⟨

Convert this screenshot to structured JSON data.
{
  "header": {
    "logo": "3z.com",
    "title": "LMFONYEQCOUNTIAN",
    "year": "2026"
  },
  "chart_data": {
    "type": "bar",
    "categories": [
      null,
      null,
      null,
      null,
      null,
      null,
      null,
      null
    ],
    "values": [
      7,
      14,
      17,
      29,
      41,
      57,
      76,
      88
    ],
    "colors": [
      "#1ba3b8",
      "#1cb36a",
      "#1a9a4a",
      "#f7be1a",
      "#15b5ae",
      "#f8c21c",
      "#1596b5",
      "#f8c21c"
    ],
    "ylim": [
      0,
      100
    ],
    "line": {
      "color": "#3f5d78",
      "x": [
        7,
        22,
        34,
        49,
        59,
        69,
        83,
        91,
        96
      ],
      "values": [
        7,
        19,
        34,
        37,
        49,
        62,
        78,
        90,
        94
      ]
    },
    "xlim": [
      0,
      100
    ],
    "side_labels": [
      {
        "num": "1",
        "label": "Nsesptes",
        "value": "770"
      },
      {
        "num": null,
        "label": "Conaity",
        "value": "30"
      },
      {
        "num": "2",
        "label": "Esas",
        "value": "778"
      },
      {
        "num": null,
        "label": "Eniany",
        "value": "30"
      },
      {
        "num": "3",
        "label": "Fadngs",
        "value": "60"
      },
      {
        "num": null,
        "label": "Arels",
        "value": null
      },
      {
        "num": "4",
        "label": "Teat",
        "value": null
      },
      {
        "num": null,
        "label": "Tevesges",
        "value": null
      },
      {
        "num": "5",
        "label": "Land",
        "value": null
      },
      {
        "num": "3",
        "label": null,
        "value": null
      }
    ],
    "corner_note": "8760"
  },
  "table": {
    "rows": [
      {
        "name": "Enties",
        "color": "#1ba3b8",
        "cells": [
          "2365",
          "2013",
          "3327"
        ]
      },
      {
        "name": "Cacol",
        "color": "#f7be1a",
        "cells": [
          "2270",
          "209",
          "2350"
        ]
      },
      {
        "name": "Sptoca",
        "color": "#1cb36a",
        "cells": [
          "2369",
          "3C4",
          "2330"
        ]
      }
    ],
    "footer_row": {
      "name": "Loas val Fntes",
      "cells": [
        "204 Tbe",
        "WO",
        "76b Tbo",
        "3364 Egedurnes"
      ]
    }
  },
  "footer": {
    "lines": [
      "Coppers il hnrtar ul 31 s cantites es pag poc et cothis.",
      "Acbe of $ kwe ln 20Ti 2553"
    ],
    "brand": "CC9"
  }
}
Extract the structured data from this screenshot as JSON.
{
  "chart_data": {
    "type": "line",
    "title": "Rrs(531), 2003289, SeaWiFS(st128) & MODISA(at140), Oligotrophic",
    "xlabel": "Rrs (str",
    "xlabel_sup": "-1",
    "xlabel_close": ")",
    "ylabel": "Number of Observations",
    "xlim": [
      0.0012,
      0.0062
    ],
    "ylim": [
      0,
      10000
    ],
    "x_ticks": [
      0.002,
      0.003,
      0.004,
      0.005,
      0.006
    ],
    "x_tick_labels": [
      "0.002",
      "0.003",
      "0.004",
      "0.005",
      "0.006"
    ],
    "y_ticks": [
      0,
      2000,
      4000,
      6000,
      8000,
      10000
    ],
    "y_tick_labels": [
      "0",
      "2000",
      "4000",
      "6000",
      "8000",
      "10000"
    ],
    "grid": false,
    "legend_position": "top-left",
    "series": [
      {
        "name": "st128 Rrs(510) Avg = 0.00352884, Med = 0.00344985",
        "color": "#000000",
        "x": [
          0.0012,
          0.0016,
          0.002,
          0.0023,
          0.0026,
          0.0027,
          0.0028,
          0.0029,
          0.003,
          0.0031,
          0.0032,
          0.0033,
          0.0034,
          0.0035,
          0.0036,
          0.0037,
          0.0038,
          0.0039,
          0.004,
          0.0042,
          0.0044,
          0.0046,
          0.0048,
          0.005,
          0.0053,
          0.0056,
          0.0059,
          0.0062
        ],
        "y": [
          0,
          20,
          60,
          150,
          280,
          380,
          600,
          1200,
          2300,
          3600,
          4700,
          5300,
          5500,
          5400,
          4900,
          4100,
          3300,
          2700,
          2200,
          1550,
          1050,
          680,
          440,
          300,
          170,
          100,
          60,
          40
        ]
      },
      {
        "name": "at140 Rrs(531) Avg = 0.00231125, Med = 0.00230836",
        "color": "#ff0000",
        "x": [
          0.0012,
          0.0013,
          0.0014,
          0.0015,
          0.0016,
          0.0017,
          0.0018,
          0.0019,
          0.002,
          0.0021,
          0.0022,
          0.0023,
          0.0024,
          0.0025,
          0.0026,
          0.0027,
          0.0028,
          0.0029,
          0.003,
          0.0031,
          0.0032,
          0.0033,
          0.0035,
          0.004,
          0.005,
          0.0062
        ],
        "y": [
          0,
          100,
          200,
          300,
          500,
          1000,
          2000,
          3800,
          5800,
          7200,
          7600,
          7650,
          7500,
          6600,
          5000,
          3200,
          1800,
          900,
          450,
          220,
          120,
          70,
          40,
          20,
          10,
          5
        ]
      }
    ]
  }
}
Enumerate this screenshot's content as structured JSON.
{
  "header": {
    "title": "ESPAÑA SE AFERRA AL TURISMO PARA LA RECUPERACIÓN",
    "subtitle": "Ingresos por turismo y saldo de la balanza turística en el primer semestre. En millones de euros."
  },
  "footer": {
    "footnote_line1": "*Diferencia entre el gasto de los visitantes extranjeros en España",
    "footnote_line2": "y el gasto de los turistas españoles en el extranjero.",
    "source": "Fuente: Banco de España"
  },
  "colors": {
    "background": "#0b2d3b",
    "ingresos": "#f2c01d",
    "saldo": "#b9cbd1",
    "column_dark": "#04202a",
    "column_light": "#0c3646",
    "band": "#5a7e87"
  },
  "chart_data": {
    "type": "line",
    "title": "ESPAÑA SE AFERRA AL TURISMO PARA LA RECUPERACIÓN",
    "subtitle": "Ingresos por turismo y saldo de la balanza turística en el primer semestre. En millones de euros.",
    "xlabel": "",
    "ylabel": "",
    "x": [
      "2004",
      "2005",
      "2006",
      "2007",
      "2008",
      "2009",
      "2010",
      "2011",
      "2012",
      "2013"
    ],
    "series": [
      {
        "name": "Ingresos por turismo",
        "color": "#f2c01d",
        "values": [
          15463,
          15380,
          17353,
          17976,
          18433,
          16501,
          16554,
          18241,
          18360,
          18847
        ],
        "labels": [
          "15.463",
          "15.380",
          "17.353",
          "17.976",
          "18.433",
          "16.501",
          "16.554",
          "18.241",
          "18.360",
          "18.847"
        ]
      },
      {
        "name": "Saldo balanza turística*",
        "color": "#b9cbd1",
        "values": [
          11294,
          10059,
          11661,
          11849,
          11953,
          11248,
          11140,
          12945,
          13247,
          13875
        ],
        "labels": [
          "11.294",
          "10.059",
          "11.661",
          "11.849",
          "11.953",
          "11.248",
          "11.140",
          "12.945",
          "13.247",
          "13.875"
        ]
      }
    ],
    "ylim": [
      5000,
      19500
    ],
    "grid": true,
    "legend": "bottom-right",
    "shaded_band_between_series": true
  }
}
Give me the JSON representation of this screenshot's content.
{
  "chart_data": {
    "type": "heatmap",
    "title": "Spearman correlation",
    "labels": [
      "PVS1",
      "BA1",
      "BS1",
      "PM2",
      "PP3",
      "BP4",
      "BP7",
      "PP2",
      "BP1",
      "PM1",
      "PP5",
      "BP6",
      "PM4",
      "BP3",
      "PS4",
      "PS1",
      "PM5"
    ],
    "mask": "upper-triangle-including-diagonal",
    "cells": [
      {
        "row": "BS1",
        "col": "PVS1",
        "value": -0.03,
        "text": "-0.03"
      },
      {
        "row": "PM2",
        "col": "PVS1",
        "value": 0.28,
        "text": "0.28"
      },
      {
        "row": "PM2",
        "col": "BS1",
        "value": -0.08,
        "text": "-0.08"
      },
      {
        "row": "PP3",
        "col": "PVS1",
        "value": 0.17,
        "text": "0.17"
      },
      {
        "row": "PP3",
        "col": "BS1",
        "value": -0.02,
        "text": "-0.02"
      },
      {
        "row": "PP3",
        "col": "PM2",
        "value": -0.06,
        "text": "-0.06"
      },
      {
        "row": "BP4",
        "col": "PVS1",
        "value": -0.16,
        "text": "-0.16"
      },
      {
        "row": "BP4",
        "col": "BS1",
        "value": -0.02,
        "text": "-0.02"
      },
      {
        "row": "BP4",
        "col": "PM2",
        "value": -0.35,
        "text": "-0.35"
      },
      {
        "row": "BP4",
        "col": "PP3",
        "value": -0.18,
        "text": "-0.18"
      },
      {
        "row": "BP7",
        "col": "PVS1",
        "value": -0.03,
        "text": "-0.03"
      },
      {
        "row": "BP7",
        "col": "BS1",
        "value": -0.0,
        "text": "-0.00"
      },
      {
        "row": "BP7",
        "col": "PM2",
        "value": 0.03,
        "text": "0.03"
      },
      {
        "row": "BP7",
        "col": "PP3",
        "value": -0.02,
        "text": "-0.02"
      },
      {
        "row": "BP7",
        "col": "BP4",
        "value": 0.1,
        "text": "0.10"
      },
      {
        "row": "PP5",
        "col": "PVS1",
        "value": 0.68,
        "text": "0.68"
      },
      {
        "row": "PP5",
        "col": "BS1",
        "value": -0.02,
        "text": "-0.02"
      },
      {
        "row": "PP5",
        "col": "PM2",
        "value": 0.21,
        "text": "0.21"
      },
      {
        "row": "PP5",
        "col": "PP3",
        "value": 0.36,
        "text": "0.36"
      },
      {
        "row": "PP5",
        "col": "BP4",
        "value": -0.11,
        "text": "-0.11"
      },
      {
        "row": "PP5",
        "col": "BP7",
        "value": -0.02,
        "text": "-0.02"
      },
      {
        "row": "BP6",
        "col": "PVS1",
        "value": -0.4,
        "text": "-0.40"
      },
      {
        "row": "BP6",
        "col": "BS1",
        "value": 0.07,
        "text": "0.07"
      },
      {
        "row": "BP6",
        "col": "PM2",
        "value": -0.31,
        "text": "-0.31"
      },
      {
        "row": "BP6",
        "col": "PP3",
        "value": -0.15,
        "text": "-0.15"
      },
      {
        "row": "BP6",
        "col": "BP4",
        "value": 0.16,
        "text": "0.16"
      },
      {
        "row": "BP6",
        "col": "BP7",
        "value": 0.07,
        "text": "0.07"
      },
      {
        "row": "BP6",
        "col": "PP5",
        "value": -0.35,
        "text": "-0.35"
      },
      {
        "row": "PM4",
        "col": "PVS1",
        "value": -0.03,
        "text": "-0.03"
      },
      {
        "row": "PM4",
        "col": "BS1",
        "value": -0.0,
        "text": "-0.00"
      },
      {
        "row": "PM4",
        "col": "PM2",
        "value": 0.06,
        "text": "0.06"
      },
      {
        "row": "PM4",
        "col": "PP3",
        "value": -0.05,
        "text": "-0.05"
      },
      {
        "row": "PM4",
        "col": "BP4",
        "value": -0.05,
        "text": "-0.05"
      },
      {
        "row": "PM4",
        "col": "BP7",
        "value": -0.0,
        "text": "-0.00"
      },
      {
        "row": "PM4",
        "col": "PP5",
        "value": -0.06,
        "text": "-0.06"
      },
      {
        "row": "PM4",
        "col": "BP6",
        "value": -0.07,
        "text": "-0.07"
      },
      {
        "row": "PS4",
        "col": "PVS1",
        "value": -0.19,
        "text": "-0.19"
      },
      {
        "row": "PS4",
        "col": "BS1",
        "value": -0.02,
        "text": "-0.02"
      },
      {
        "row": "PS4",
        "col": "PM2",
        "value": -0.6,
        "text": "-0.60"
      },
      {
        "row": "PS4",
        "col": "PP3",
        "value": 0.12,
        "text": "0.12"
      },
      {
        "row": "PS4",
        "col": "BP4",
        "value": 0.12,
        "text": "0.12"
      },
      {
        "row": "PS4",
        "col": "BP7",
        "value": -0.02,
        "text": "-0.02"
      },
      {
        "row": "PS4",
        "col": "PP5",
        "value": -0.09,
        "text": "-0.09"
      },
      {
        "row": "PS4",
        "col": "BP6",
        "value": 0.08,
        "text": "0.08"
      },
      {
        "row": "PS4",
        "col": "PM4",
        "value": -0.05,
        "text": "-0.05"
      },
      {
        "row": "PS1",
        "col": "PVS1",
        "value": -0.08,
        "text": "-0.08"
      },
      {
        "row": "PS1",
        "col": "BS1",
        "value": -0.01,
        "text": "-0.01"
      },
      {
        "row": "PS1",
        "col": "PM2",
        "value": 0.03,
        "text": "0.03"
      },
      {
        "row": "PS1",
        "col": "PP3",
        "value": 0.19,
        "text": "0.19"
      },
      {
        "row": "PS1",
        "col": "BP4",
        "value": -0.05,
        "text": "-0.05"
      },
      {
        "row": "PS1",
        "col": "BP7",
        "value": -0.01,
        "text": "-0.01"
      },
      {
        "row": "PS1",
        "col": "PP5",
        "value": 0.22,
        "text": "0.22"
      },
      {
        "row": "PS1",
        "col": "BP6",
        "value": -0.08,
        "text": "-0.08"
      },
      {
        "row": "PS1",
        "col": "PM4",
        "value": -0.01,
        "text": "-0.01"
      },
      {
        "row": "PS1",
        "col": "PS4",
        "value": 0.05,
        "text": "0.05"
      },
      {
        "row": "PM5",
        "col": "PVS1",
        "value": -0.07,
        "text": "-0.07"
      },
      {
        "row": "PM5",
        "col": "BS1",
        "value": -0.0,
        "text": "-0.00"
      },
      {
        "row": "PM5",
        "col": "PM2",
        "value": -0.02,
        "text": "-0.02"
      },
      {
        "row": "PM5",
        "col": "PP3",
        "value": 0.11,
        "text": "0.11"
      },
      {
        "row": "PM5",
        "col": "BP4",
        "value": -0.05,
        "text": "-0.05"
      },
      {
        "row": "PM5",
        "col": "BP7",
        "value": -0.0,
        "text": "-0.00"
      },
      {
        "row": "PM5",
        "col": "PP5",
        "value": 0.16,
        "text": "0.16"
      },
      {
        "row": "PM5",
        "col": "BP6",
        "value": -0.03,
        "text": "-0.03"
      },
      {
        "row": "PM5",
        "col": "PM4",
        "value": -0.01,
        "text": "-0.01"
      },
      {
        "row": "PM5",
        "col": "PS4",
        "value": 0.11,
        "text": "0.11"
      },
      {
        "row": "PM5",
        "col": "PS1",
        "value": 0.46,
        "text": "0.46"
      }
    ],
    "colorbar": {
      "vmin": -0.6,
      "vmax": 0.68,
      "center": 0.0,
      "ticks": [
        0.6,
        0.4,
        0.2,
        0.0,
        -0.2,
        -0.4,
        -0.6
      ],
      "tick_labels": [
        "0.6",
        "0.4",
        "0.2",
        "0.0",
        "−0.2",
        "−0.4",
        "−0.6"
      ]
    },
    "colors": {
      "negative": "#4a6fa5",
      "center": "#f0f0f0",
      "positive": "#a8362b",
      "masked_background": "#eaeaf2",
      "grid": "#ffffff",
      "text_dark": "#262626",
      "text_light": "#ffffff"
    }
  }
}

⟩

Only the number should be given: how many lines of the data contain the word "balanza"?

- Response to this exercise -
3